• [PROBLEM]
Scan the records for the string "subtitle"; copy each line where it occurs.

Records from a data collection
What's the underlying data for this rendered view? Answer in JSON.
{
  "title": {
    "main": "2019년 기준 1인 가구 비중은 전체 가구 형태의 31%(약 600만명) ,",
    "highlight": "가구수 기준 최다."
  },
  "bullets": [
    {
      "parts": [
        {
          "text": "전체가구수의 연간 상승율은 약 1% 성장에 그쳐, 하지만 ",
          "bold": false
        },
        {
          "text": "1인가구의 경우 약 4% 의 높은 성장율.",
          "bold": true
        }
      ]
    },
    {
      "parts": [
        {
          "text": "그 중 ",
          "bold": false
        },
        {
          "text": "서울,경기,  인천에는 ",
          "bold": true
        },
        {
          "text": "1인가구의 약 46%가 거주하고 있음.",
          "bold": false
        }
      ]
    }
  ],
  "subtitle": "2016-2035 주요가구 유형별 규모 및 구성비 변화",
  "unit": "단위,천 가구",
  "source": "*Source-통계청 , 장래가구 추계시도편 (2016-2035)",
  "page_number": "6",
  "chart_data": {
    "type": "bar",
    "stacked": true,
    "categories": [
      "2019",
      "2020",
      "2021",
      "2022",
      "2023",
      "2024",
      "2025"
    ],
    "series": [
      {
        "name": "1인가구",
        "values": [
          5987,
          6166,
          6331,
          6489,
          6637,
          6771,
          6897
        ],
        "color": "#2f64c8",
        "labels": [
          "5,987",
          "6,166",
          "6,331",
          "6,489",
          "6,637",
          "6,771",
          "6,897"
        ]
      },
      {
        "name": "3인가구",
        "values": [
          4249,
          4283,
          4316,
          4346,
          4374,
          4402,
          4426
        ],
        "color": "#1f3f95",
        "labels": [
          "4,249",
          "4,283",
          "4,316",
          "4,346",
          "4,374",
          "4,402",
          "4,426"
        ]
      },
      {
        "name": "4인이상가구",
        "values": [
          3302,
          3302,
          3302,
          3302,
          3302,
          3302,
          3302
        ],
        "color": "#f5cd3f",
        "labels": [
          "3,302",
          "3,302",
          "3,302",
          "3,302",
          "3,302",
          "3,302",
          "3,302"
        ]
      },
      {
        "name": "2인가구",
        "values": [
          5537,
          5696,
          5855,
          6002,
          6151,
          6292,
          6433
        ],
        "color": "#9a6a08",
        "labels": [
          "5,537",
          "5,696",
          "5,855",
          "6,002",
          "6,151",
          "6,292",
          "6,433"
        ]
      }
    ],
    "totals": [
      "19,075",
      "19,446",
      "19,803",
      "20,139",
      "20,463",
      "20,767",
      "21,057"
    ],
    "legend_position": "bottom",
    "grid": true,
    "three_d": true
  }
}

==

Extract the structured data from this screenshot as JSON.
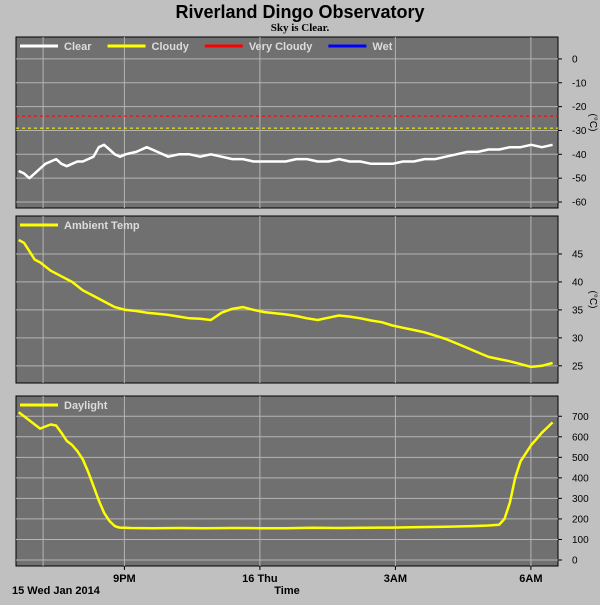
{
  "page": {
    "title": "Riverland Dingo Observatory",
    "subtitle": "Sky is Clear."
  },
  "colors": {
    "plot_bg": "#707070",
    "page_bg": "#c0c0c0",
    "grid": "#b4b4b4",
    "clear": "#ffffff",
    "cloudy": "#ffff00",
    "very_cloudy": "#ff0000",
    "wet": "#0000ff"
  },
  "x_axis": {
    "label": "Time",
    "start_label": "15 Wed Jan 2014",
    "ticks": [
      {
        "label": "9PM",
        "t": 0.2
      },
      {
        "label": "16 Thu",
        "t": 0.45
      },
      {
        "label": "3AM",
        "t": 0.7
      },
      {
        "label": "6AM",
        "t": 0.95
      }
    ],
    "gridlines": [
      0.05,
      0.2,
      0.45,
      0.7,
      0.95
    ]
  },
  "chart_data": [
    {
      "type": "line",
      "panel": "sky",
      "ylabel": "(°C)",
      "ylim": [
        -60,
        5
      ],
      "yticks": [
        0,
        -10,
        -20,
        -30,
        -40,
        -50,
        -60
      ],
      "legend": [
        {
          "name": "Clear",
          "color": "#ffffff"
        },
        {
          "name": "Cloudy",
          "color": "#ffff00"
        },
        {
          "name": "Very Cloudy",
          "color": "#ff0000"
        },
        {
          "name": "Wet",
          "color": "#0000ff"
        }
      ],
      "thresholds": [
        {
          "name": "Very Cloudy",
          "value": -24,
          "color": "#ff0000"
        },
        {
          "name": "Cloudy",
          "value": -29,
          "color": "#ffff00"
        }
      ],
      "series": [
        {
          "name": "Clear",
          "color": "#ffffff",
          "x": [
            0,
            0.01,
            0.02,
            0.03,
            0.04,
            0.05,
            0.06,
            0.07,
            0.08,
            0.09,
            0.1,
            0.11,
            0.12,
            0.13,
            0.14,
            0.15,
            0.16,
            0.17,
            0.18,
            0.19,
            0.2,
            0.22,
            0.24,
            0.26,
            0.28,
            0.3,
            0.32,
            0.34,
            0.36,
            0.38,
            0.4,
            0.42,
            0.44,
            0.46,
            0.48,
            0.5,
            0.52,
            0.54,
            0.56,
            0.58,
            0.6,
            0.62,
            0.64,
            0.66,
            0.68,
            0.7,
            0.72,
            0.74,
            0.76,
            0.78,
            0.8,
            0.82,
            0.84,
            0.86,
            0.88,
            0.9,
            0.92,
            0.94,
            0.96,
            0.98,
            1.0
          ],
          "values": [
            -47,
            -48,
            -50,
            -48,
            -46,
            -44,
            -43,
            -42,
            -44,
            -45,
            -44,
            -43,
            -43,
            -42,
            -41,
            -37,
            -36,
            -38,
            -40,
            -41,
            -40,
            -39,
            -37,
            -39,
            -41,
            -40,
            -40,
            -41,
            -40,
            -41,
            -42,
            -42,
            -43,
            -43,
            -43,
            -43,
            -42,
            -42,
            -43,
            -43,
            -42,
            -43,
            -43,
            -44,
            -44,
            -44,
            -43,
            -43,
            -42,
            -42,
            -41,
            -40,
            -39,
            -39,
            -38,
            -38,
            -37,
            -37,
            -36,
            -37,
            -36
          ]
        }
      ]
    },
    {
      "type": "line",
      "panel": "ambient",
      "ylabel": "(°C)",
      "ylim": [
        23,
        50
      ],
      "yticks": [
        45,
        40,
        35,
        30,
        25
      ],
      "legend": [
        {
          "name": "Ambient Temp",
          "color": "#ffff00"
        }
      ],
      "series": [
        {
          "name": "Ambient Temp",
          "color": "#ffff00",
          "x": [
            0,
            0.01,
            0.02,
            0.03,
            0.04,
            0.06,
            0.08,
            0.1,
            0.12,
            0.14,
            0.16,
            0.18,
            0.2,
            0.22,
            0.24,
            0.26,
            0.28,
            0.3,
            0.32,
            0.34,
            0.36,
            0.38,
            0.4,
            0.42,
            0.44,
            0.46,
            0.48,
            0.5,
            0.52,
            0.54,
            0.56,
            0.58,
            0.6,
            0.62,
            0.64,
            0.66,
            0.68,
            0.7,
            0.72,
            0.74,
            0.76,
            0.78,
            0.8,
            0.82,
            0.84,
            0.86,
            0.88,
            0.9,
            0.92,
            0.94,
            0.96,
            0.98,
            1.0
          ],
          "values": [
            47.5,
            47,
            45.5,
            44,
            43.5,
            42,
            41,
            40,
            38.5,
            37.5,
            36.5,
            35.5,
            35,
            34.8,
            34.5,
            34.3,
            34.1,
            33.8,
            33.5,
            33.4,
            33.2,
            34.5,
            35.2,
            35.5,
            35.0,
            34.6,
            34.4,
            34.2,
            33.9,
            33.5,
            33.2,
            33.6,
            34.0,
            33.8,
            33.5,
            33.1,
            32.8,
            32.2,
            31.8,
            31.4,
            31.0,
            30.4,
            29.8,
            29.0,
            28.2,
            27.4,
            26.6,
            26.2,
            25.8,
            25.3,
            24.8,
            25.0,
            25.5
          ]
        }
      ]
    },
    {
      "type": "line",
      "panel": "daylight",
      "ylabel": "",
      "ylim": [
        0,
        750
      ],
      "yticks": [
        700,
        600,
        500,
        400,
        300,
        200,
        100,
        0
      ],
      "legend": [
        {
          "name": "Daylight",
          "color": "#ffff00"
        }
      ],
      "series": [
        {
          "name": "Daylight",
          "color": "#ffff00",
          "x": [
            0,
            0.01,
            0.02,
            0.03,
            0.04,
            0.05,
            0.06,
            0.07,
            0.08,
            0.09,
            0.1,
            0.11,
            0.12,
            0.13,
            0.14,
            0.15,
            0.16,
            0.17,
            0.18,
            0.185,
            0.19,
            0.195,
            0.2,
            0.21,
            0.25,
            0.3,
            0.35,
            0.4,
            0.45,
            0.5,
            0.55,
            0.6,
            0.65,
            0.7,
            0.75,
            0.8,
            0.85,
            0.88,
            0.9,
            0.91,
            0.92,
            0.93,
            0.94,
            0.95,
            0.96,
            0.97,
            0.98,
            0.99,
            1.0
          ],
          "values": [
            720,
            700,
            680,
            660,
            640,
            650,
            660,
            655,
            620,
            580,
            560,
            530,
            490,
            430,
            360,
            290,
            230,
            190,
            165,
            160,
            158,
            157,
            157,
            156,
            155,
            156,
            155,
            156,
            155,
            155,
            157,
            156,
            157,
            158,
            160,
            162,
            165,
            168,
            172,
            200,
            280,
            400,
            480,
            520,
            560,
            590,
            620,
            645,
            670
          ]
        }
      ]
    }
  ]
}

• [TASK ANSWER]
  "subtitle": "2016-2035 주요가구 유형별 규모 및 구성비 변화",
    "subtitle": "Sky is Clear."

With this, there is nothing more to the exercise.